Problem description
Reproduce these lines verbatim, starting at the line containing "extension-icon[interactable]: [1286, 43, 1306, 61]" and stopping after the line containing "back-arrow-icon[interactable]: ←: [10, 40, 32, 62]".
----
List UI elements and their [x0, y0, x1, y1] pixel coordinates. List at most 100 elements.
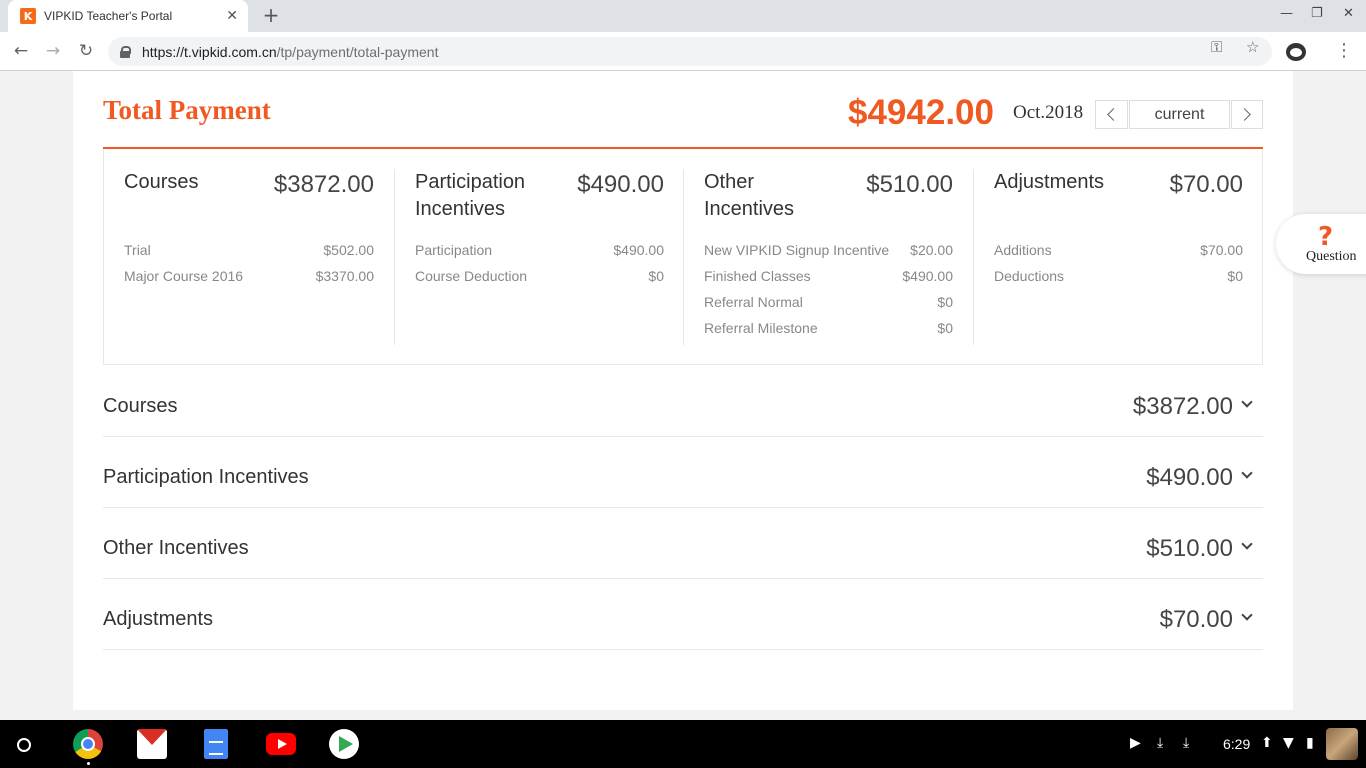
extension-icon[interactable]: [1286, 43, 1306, 61]
update-icon[interactable]: ⬆: [1261, 735, 1273, 751]
gmail-app-icon[interactable]: [137, 729, 167, 759]
running-indicator: [87, 762, 90, 765]
url-host: https://t.vipkid.com.cn: [142, 43, 277, 60]
question-mark-icon: ?: [1318, 222, 1334, 252]
back-arrow-icon[interactable]: ←: [10, 40, 32, 62]
line-item-value: $0: [648, 268, 664, 284]
cast-icon[interactable]: ▶: [1130, 735, 1141, 751]
column-amount: $490.00: [577, 171, 664, 198]
url-path: /tp/payment/total-payment: [276, 43, 439, 60]
accordion-amount: $70.00: [1159, 606, 1233, 633]
wifi-icon[interactable]: ▼: [1283, 735, 1294, 751]
line-item-label: Referral Normal: [704, 294, 803, 310]
line-item-label: Additions: [994, 242, 1052, 258]
current-period-button[interactable]: current: [1129, 100, 1230, 129]
vipkid-favicon-icon: K: [20, 8, 36, 24]
line-item-value: $490.00: [902, 268, 953, 284]
line-item: Trial $502.00: [124, 237, 374, 263]
tab-title: VIPKID Teacher's Portal: [44, 9, 173, 23]
accordion-label: Participation Incentives: [103, 466, 309, 488]
accordion-adjustments[interactable]: Adjustments $70.00: [103, 579, 1263, 650]
line-item-label: Referral Milestone: [704, 320, 818, 336]
line-item: Finished Classes $490.00: [704, 263, 953, 289]
play-store-app-icon[interactable]: [329, 729, 359, 759]
launcher-icon[interactable]: [17, 738, 31, 752]
chevron-down-icon: [1241, 538, 1253, 550]
accordion-label: Courses: [103, 395, 178, 417]
line-item: Referral Milestone $0: [704, 315, 953, 341]
star-icon[interactable]: ☆: [1246, 38, 1259, 56]
line-item: Additions $70.00: [994, 237, 1243, 263]
accordion-amount: $490.00: [1146, 464, 1233, 491]
line-item-value: $0: [1227, 268, 1243, 284]
line-item-value: $502.00: [323, 242, 374, 258]
address-bar[interactable]: https://t.vipkid.com.cn/tp/payment/total…: [108, 37, 1272, 66]
line-item-label: Deductions: [994, 268, 1065, 284]
browser-toolbar: ← → ↻ https://t.vipkid.com.cn/tp/payment…: [0, 32, 1366, 71]
line-item: Deductions $0: [994, 263, 1243, 289]
line-item-value: $3370.00: [315, 268, 374, 284]
line-item-label: Major Course 2016: [124, 268, 244, 284]
battery-icon[interactable]: ▮: [1306, 735, 1314, 751]
os-shelf: ▶ ⤓ ⤓ 6:29 ⬆ ▼ ▮: [0, 720, 1366, 768]
summary-column-participation: Participation Incentives $490.00 Partici…: [394, 169, 684, 345]
reload-icon[interactable]: ↻: [75, 40, 97, 62]
restore-icon[interactable]: ❐: [1311, 6, 1323, 21]
lock-icon: [120, 45, 131, 58]
payment-card: Total Payment $4942.00 Oct.2018 current …: [73, 71, 1293, 710]
accordion-label: Other Incentives: [103, 537, 249, 559]
avatar[interactable]: [1326, 728, 1358, 760]
line-item-value: $0: [937, 294, 953, 310]
youtube-app-icon[interactable]: [266, 733, 296, 755]
column-amount: $3872.00: [273, 171, 374, 198]
line-item-label: Course Deduction: [415, 268, 528, 284]
line-item: Participation $490.00: [415, 237, 664, 263]
download-icon[interactable]: ⤓: [1183, 735, 1189, 751]
tab-close-icon[interactable]: ✕: [226, 8, 238, 24]
key-icon[interactable]: ⚿: [1211, 38, 1222, 56]
previous-month-button[interactable]: [1095, 100, 1128, 129]
accordion-amount: $510.00: [1146, 535, 1233, 562]
accordion-participation-incentives[interactable]: Participation Incentives $490.00: [103, 437, 1263, 508]
payment-summary: Courses $3872.00 Trial $502.00 Major Cour…: [103, 149, 1263, 365]
column-title: Other Incentives: [704, 171, 795, 220]
minimize-icon[interactable]: —: [1280, 6, 1293, 21]
accordion-other-incentives[interactable]: Other Incentives $510.00: [103, 508, 1263, 579]
chevron-right-icon: [1238, 108, 1251, 121]
url-text: https://t.vipkid.com.cn/tp/payment/total…: [142, 44, 438, 60]
next-month-button[interactable]: [1231, 100, 1263, 129]
new-tab-icon[interactable]: +: [260, 4, 282, 26]
forward-arrow-icon[interactable]: →: [42, 40, 64, 62]
line-item-value: $490.00: [613, 242, 664, 258]
more-menu-icon[interactable]: ⋮: [1334, 40, 1354, 61]
line-item-label: Finished Classes: [704, 268, 811, 284]
summary-column-courses: Courses $3872.00 Trial $502.00 Major Cour…: [104, 169, 394, 345]
line-item-value: $0: [937, 320, 953, 336]
docs-app-icon[interactable]: [204, 729, 228, 759]
column-amount: $70.00: [1169, 171, 1243, 198]
line-item-label: Participation: [415, 242, 493, 258]
accordion-label: Adjustments: [103, 608, 214, 630]
line-item: Referral Normal $0: [704, 289, 953, 315]
window-close-icon[interactable]: ✕: [1343, 6, 1354, 21]
question-label: Question: [1306, 249, 1357, 264]
question-button[interactable]: ? Question: [1276, 214, 1366, 274]
download-icon[interactable]: ⤓: [1157, 735, 1163, 751]
tab-strip: K VIPKID Teacher's Portal ✕ + — ❐ ✕: [0, 0, 1366, 32]
line-item-value: $20.00: [910, 242, 953, 258]
line-item: Course Deduction $0: [415, 263, 664, 289]
chrome-app-icon[interactable]: [73, 729, 103, 759]
browser-tab[interactable]: K VIPKID Teacher's Portal ✕: [8, 0, 248, 32]
summary-column-adjustments: Adjustments $70.00 Additions $70.00 Deduc…: [973, 169, 1263, 345]
total-amount: $4942.00: [848, 93, 994, 132]
column-amount: $510.00: [866, 171, 953, 198]
summary-column-other: Other Incentives $510.00 New VIPKID Sign…: [683, 169, 973, 345]
clock[interactable]: 6:29: [1223, 736, 1250, 752]
column-title: Participation Incentives: [415, 171, 526, 220]
accordion-courses[interactable]: Courses $3872.00: [103, 366, 1263, 437]
line-item-label: New VIPKID Signup Incentive: [704, 242, 890, 258]
accordion-amount: $3872.00: [1132, 393, 1233, 420]
line-item-value: $70.00: [1200, 242, 1243, 258]
line-item: Major Course 2016 $3370.00: [124, 263, 374, 289]
chevron-down-icon: [1241, 609, 1253, 621]
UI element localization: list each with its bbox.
----
Task output
extension-icon[interactable]: [1286, 43, 1306, 61]
update-icon[interactable]: ⬆: [1261, 735, 1273, 751]
gmail-app-icon[interactable]: [137, 729, 167, 759]
running-indicator: [87, 762, 90, 765]
url-host: https://t.vipkid.com.cn: [142, 43, 277, 60]
question-mark-icon: ?: [1318, 222, 1334, 252]
back-arrow-icon[interactable]: ←: [10, 40, 32, 62]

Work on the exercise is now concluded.